(Saved entries)
----------
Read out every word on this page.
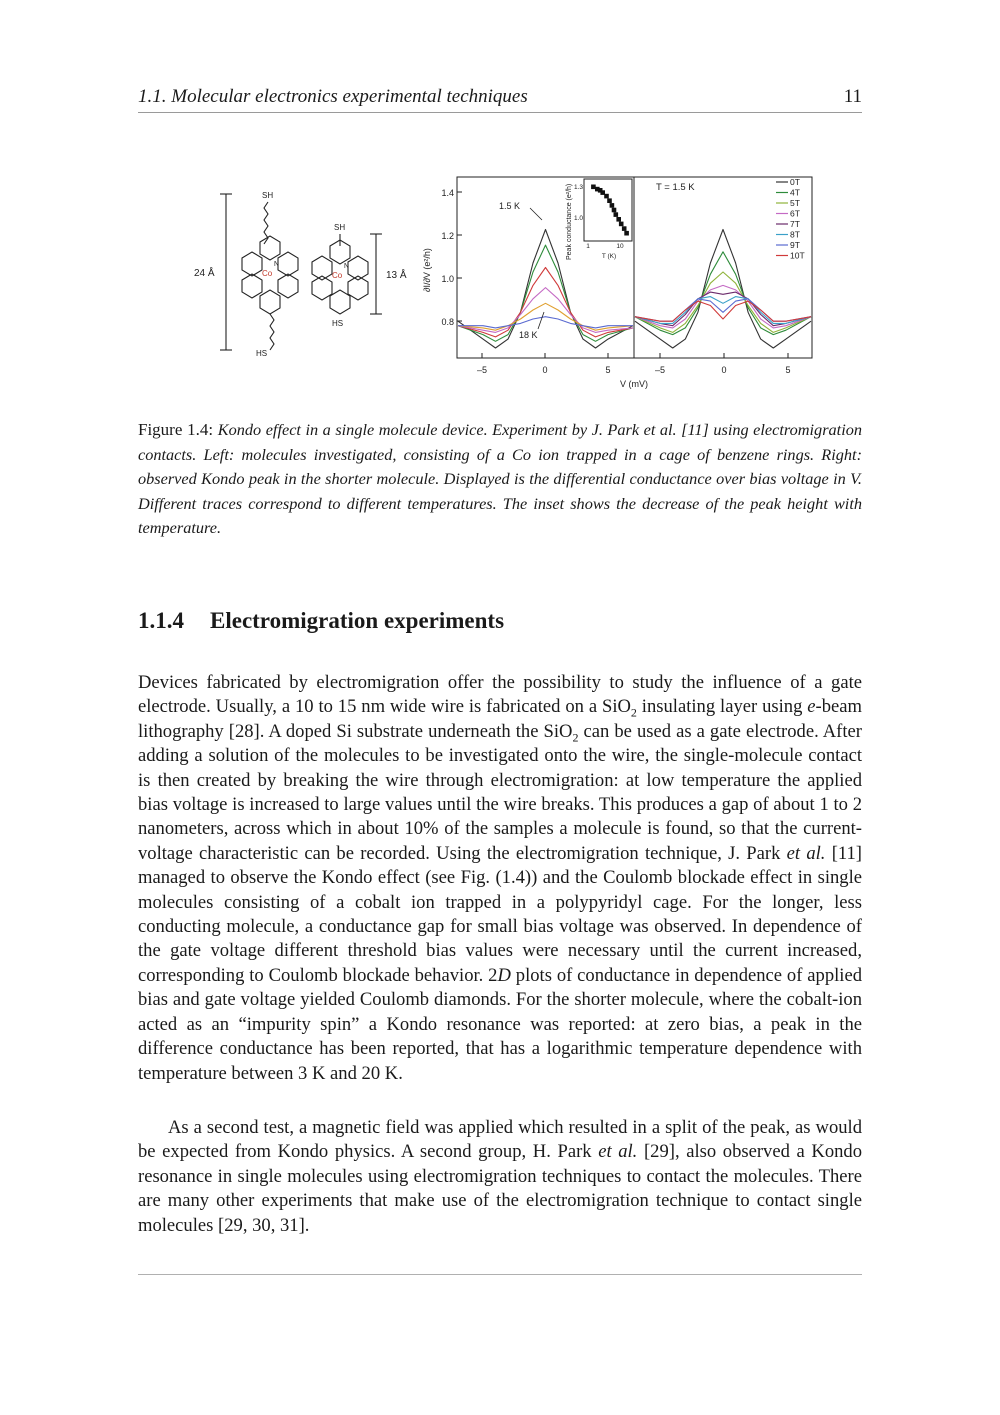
1.1. Molecular electronics experimental techniques	11
24 Å	13 Å
SH
SH
HS
HS
Co	Co
N	N	∂I/∂V (e²/h)
1.4
1.2
1.0
0.8
–5	0	5
1.5 K
18 K
Peak conductance (e²/h) 1.3
1.0
1	10
T (K)
T = 1.5 K
–5	0	5
0T
4T
5T
6T
7T
8T
9T
10T
V (mV)
Figure 1.4: Kondo effect in a single molecule device. Experiment by J. Park et al. [11] using electromigration contacts. Left: molecules investigated, consisting of a Co ion trapped in a cage of benzene rings. Right: observed Kondo peak in the shorter molecule. Displayed is the differential conductance over bias voltage in V. Different traces correspond to different temperatures. The inset shows the decrease of the peak height with temperature.
1.1.4 Electromigration experiments

Devices fabricated by electromigration offer the possibility to study the influence of a gate electrode. Usually, a 10 to 15 nm wide wire is fabricated on a SiO$_2$ insulating layer using e-beam lithography [28]. A doped Si substrate underneath the SiO$_2$ can be used as a gate electrode. After adding a solution of the molecules to be investigated onto the wire, the single-molecule contact is then created by breaking the wire through electromigration: at low temperature the applied bias voltage is increased to large values until the wire breaks. This produces a gap of about 1 to 2 nanometers, across which in about 10% of the samples a molecule is found, so that the current-voltage characteristic can be recorded. Using the electromigration technique, J. Park et al. [11] managed to observe the Kondo effect (see Fig. (1.4)) and the Coulomb blockade effect in single molecules consisting of a cobalt ion trapped in a polypyridyl cage. For the longer, less conducting molecule, a conductance gap for small bias voltage was observed. In dependence of the gate voltage different threshold bias values were necessary until the current increased, corresponding to Coulomb blockade behavior. 2D plots of conductance in dependence of applied bias and gate voltage yielded Coulomb diamonds. For the shorter molecule, where the cobalt-ion acted as an “impurity spin” a Kondo resonance was reported: at zero bias, a peak in the difference conductance has been reported, that has a logarithmic temperature dependence with temperature between 3 K and 20 K.

As a second test, a magnetic field was applied which resulted in a split of the peak, as would be expected from Kondo physics. A second group, H. Park et al. [29], also observed a Kondo resonance in single molecules using electromigration techniques to contact the molecules. There are many other experiments that make use of the electromigration technique to contact single molecules [29, 30, 31].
----------
## What to do
Scan the lines above for "experiments", then copy every one that has it.

## Task response
1.1.4 Electromigration experiments
As a second test, a magnetic field was applied which resulted in a split of the peak, as would be expected from Kondo physics. A second group, H. Park et al. [29], also observed a Kondo resonance in single molecules using electromigration techniques to contact the molecules. There are many other experiments that make use of the electromigration technique to contact single molecules [29, 30, 31].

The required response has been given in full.